Work to do | Filter the data for lines with the word "this", then copy every line so identified.

"""

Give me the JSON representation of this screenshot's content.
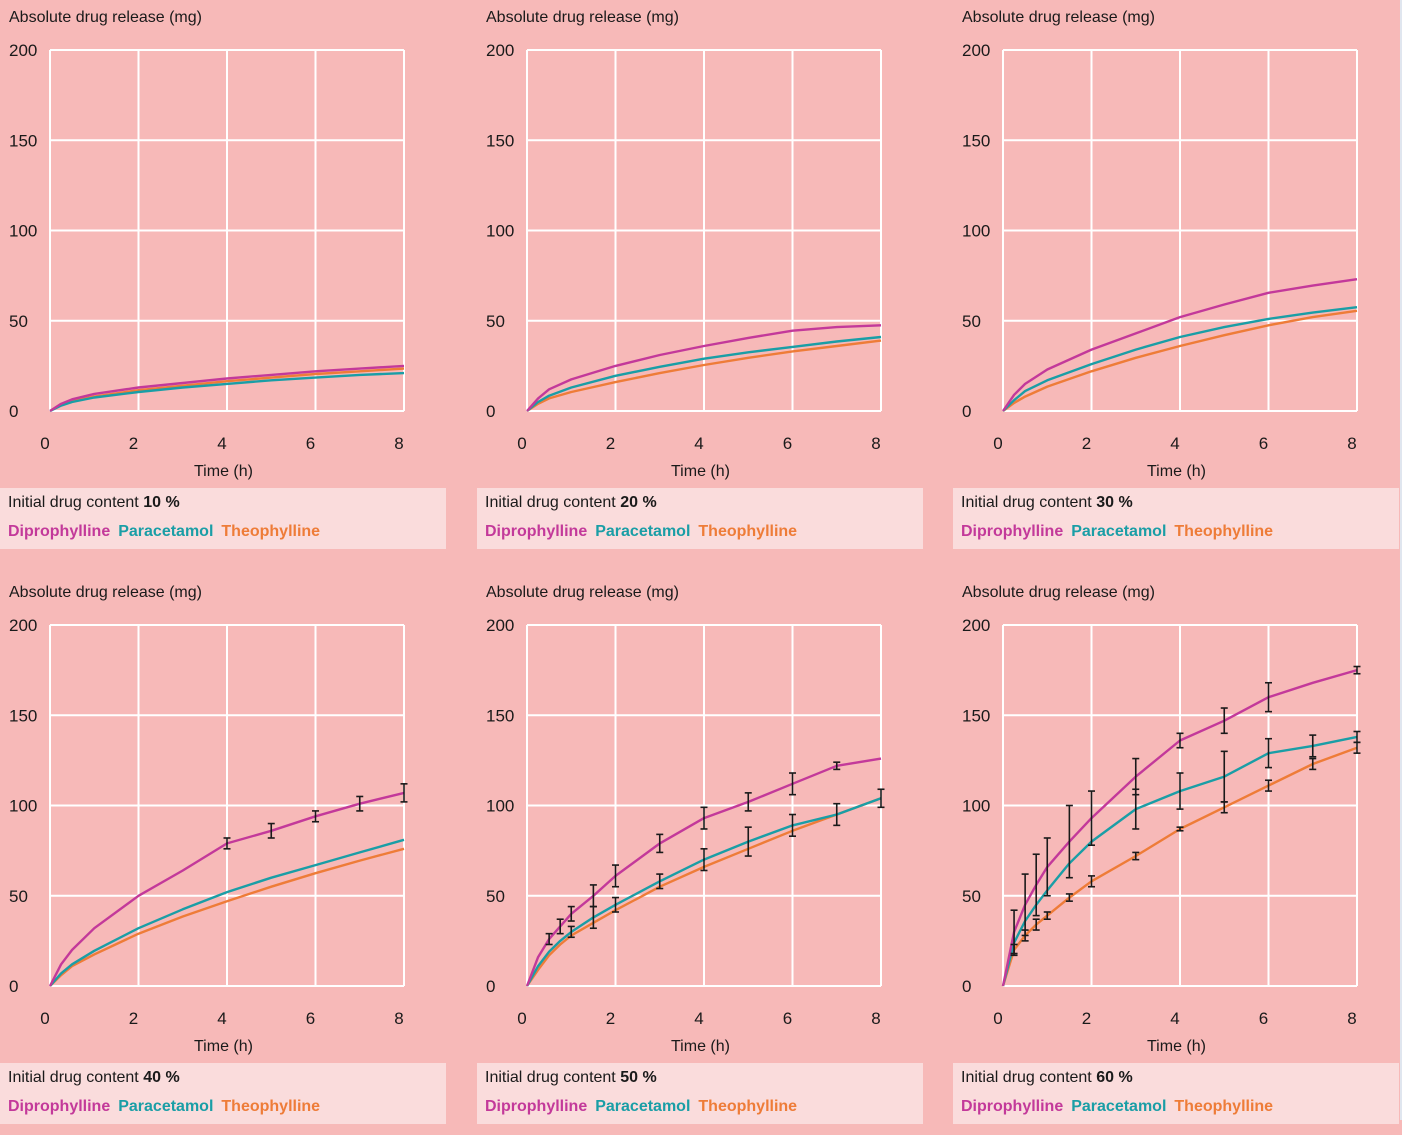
{
  "colors": {
    "background": "#f7b9b8",
    "caption_background": "#fadcdc",
    "grid": "#ffffff",
    "diprophylline": "#c3399a",
    "paracetamol": "#1a9ea6",
    "theophylline": "#ee7c38",
    "error_bar": "#1a1a1a"
  },
  "legend": [
    {
      "name": "Diprophylline",
      "color": "#c3399a"
    },
    {
      "name": "Paracetamol",
      "color": "#1a9ea6"
    },
    {
      "name": "Theophylline",
      "color": "#ee7c38"
    }
  ],
  "caption_prefix": "Initial drug content",
  "chart_data": [
    {
      "type": "line",
      "ylabel": "Absolute drug release (mg)",
      "xlabel": "Time (h)",
      "content": "10 %",
      "xlim": [
        0,
        8
      ],
      "ylim": [
        0,
        200
      ],
      "xticks": [
        0,
        2,
        4,
        6,
        8
      ],
      "yticks": [
        0,
        50,
        100,
        150,
        200
      ],
      "grid": true,
      "series": [
        {
          "name": "Diprophylline",
          "x": [
            0,
            0.25,
            0.5,
            1,
            2,
            3,
            4,
            5,
            6,
            7,
            8
          ],
          "y": [
            0,
            4,
            6.5,
            9.5,
            13,
            15.5,
            18,
            20,
            22,
            23.5,
            25
          ]
        },
        {
          "name": "Paracetamol",
          "x": [
            0,
            0.25,
            0.5,
            1,
            2,
            3,
            4,
            5,
            6,
            7,
            8
          ],
          "y": [
            0,
            3,
            5,
            7.5,
            10.5,
            13,
            15,
            17,
            18.5,
            20,
            21
          ]
        },
        {
          "name": "Theophylline",
          "x": [
            0,
            0.25,
            0.5,
            1,
            2,
            3,
            4,
            5,
            6,
            7,
            8
          ],
          "y": [
            0,
            3.5,
            5.5,
            8,
            11.5,
            14,
            16.5,
            18.5,
            20.5,
            22,
            23.5
          ]
        }
      ]
    },
    {
      "type": "line",
      "ylabel": "Absolute drug release (mg)",
      "xlabel": "Time (h)",
      "content": "20 %",
      "xlim": [
        0,
        8
      ],
      "ylim": [
        0,
        200
      ],
      "xticks": [
        0,
        2,
        4,
        6,
        8
      ],
      "yticks": [
        0,
        50,
        100,
        150,
        200
      ],
      "grid": true,
      "series": [
        {
          "name": "Diprophylline",
          "x": [
            0,
            0.25,
            0.5,
            1,
            2,
            3,
            4,
            5,
            6,
            7,
            8
          ],
          "y": [
            0,
            7,
            12,
            17.5,
            25,
            31,
            36,
            40.5,
            44.5,
            46.5,
            47.5
          ]
        },
        {
          "name": "Paracetamol",
          "x": [
            0,
            0.25,
            0.5,
            1,
            2,
            3,
            4,
            5,
            6,
            7,
            8
          ],
          "y": [
            0,
            5,
            8.5,
            13,
            19.5,
            24.5,
            29,
            32.5,
            35.5,
            38.5,
            41
          ]
        },
        {
          "name": "Theophylline",
          "x": [
            0,
            0.25,
            0.5,
            1,
            2,
            3,
            4,
            5,
            6,
            7,
            8
          ],
          "y": [
            0,
            4,
            7,
            10.5,
            16,
            21,
            25.5,
            29.5,
            33,
            36,
            39
          ]
        }
      ]
    },
    {
      "type": "line",
      "ylabel": "Absolute drug release (mg)",
      "xlabel": "Time (h)",
      "content": "30 %",
      "xlim": [
        0,
        8
      ],
      "ylim": [
        0,
        200
      ],
      "xticks": [
        0,
        2,
        4,
        6,
        8
      ],
      "yticks": [
        0,
        50,
        100,
        150,
        200
      ],
      "grid": true,
      "series": [
        {
          "name": "Diprophylline",
          "x": [
            0,
            0.25,
            0.5,
            1,
            2,
            3,
            4,
            5,
            6,
            7,
            8
          ],
          "y": [
            0,
            9,
            15,
            23,
            34,
            43,
            52,
            59,
            65.5,
            69.5,
            73
          ]
        },
        {
          "name": "Paracetamol",
          "x": [
            0,
            0.25,
            0.5,
            1,
            2,
            3,
            4,
            5,
            6,
            7,
            8
          ],
          "y": [
            0,
            6,
            11,
            17,
            26,
            34,
            41,
            46.5,
            51,
            54.5,
            57.5
          ]
        },
        {
          "name": "Theophylline",
          "x": [
            0,
            0.25,
            0.5,
            1,
            2,
            3,
            4,
            5,
            6,
            7,
            8
          ],
          "y": [
            0,
            4.5,
            8,
            13.5,
            22,
            29.5,
            36,
            42,
            47.5,
            52,
            55.5
          ]
        }
      ]
    },
    {
      "type": "line",
      "ylabel": "Absolute drug release (mg)",
      "xlabel": "Time (h)",
      "content": "40 %",
      "xlim": [
        0,
        8
      ],
      "ylim": [
        0,
        200
      ],
      "xticks": [
        0,
        2,
        4,
        6,
        8
      ],
      "yticks": [
        0,
        50,
        100,
        150,
        200
      ],
      "grid": true,
      "series": [
        {
          "name": "Diprophylline",
          "x": [
            0,
            0.25,
            0.5,
            1,
            2,
            3,
            4,
            5,
            6,
            7,
            8
          ],
          "y": [
            0,
            12,
            20,
            32,
            50,
            64,
            79,
            86,
            94,
            101,
            107
          ],
          "errors": [
            null,
            null,
            null,
            null,
            null,
            null,
            3,
            4,
            3,
            4,
            5
          ]
        },
        {
          "name": "Paracetamol",
          "x": [
            0,
            0.25,
            0.5,
            1,
            2,
            3,
            4,
            5,
            6,
            7,
            8
          ],
          "y": [
            0,
            7,
            12,
            19.5,
            32,
            42.5,
            52,
            60,
            67,
            74,
            81
          ]
        },
        {
          "name": "Theophylline",
          "x": [
            0,
            0.25,
            0.5,
            1,
            2,
            3,
            4,
            5,
            6,
            7,
            8
          ],
          "y": [
            0,
            6,
            11,
            17.5,
            29,
            38.5,
            47,
            55,
            62.5,
            69.5,
            76
          ]
        }
      ]
    },
    {
      "type": "line",
      "ylabel": "Absolute drug release (mg)",
      "xlabel": "Time (h)",
      "content": "50 %",
      "xlim": [
        0,
        8
      ],
      "ylim": [
        0,
        200
      ],
      "xticks": [
        0,
        2,
        4,
        6,
        8
      ],
      "yticks": [
        0,
        50,
        100,
        150,
        200
      ],
      "grid": true,
      "series": [
        {
          "name": "Diprophylline",
          "x": [
            0,
            0.25,
            0.5,
            0.75,
            1,
            1.5,
            2,
            3,
            4,
            5,
            6,
            7,
            8
          ],
          "y": [
            0,
            16,
            26,
            33,
            40,
            50,
            61,
            79,
            93,
            102,
            112,
            122,
            126
          ],
          "errors": [
            null,
            null,
            3,
            4,
            4,
            6,
            6,
            5,
            6,
            5,
            6,
            2,
            null
          ]
        },
        {
          "name": "Paracetamol",
          "x": [
            0,
            0.25,
            0.5,
            0.75,
            1,
            1.5,
            2,
            3,
            4,
            5,
            6,
            7,
            8
          ],
          "y": [
            0,
            11,
            19,
            25,
            30,
            38,
            45,
            58,
            70,
            80,
            89,
            95,
            104
          ],
          "errors": [
            null,
            null,
            null,
            null,
            3,
            6,
            4,
            4,
            6,
            8,
            6,
            6,
            5
          ]
        },
        {
          "name": "Theophylline",
          "x": [
            0,
            0.25,
            0.5,
            0.75,
            1,
            1.5,
            2,
            3,
            4,
            5,
            6,
            7,
            8
          ],
          "y": [
            0,
            9,
            17,
            23,
            28,
            35,
            42,
            55,
            66,
            76,
            86,
            95,
            104
          ]
        }
      ]
    },
    {
      "type": "line",
      "ylabel": "Absolute drug release (mg)",
      "xlabel": "Time (h)",
      "content": "60 %",
      "xlim": [
        0,
        8
      ],
      "ylim": [
        0,
        200
      ],
      "xticks": [
        0,
        2,
        4,
        6,
        8
      ],
      "yticks": [
        0,
        50,
        100,
        150,
        200
      ],
      "grid": true,
      "series": [
        {
          "name": "Diprophylline",
          "x": [
            0,
            0.25,
            0.5,
            0.75,
            1,
            1.5,
            2,
            3,
            4,
            5,
            6,
            7,
            8
          ],
          "y": [
            0,
            30,
            45,
            56,
            66,
            80,
            93,
            116,
            136,
            147,
            160,
            168,
            175
          ],
          "errors": [
            null,
            12,
            17,
            17,
            16,
            20,
            15,
            10,
            4,
            7,
            8,
            null,
            2
          ]
        },
        {
          "name": "Paracetamol",
          "x": [
            0,
            0.25,
            0.5,
            0.75,
            1,
            1.5,
            2,
            3,
            4,
            5,
            6,
            7,
            8
          ],
          "y": [
            0,
            24,
            36,
            45,
            53,
            68,
            80,
            98,
            108,
            116,
            129,
            133,
            138
          ],
          "errors": [
            null,
            null,
            null,
            null,
            null,
            null,
            null,
            11,
            10,
            14,
            8,
            6,
            3
          ]
        },
        {
          "name": "Theophylline",
          "x": [
            0,
            0.25,
            0.5,
            0.75,
            1,
            1.5,
            2,
            3,
            4,
            5,
            6,
            7,
            8
          ],
          "y": [
            0,
            20,
            28,
            34,
            39,
            49,
            58,
            72,
            87,
            99,
            111,
            123,
            132
          ],
          "errors": [
            null,
            3,
            3,
            3,
            2,
            2,
            3,
            2,
            1,
            3,
            3,
            3,
            3
          ]
        }
      ]
    }
  ]
}
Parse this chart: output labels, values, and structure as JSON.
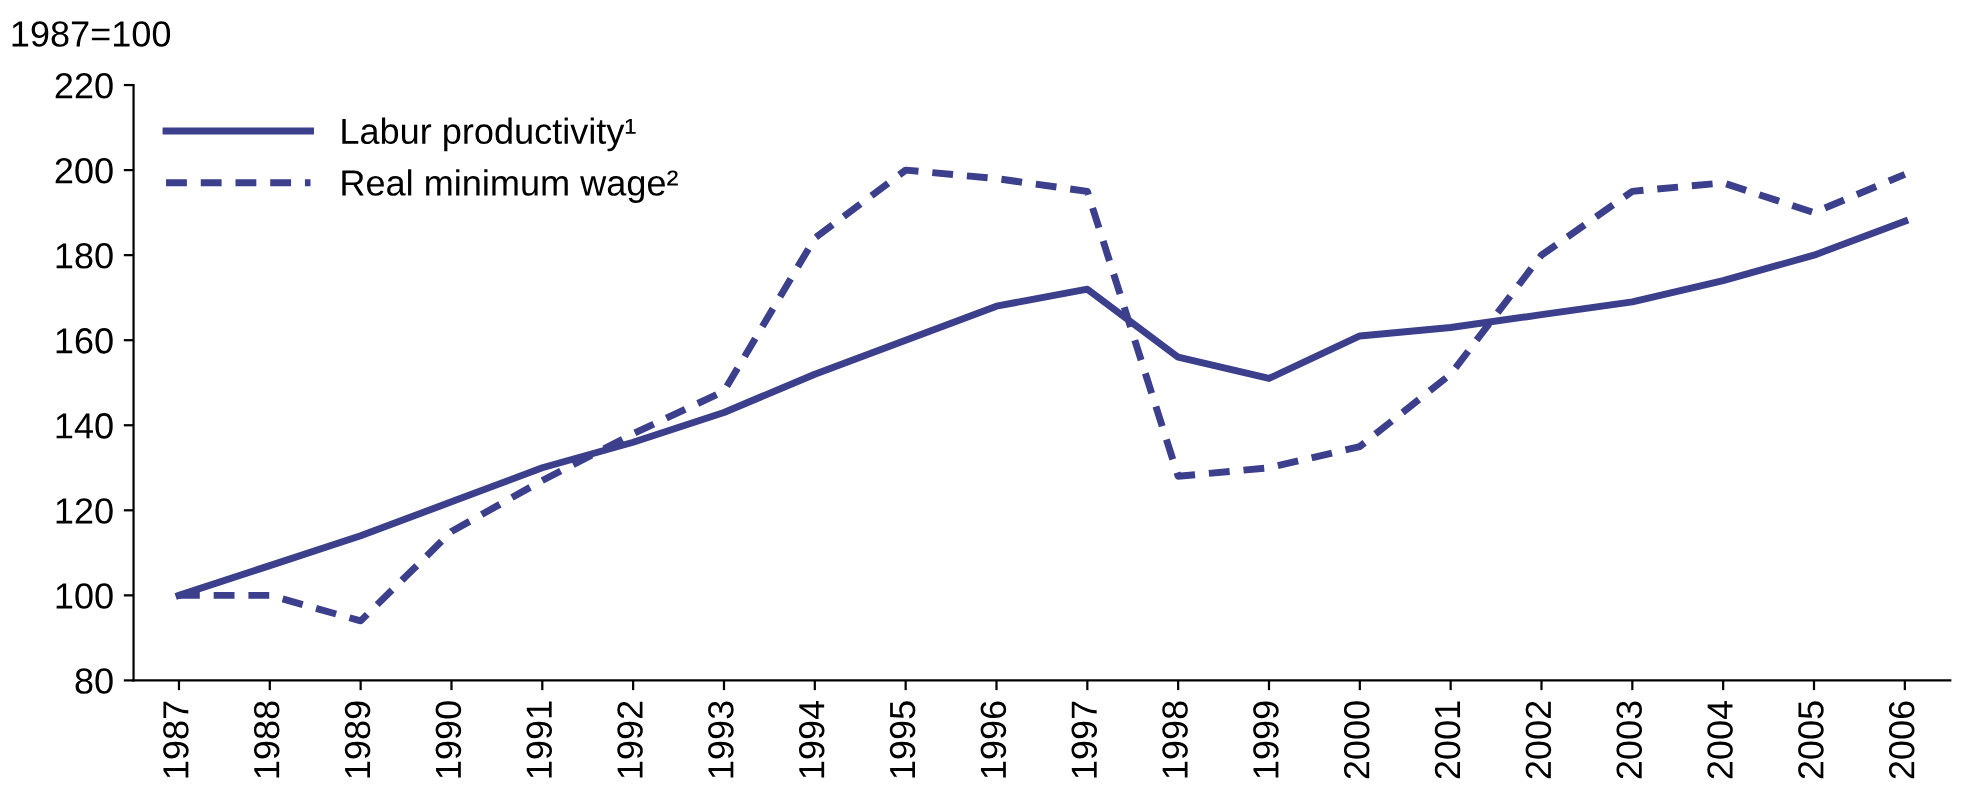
{
  "chart_data": {
    "type": "line",
    "ylabel": "1987=100",
    "categories": [
      "1987",
      "1988",
      "1989",
      "1990",
      "1991",
      "1992",
      "1993",
      "1994",
      "1995",
      "1996",
      "1997",
      "1998",
      "1999",
      "2000",
      "2001",
      "2002",
      "2003",
      "2004",
      "2005",
      "2006"
    ],
    "series": [
      {
        "name": "Labur productivity¹",
        "color": "#3b3f8c",
        "line_style": "solid",
        "values": [
          100,
          107,
          114,
          122,
          130,
          136,
          143,
          152,
          160,
          168,
          172,
          156,
          151,
          161,
          163,
          166,
          169,
          174,
          180,
          188
        ]
      },
      {
        "name": "Real minimum wage²",
        "color": "#3b3f8c",
        "line_style": "dashed",
        "values": [
          100,
          100,
          94,
          115,
          127,
          138,
          148,
          184,
          200,
          198,
          195,
          128,
          130,
          135,
          152,
          180,
          195,
          197,
          190,
          199
        ]
      }
    ],
    "ylim": [
      80,
      220
    ],
    "yticks": [
      80,
      100,
      120,
      140,
      160,
      180,
      200,
      220
    ],
    "grid": false,
    "legend": "top left",
    "marker": "none"
  }
}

"""

Response to the exercise |
Give me the JSON representation of this screenshot's content.
Parse this chart: output labels, values, and structure as JSON.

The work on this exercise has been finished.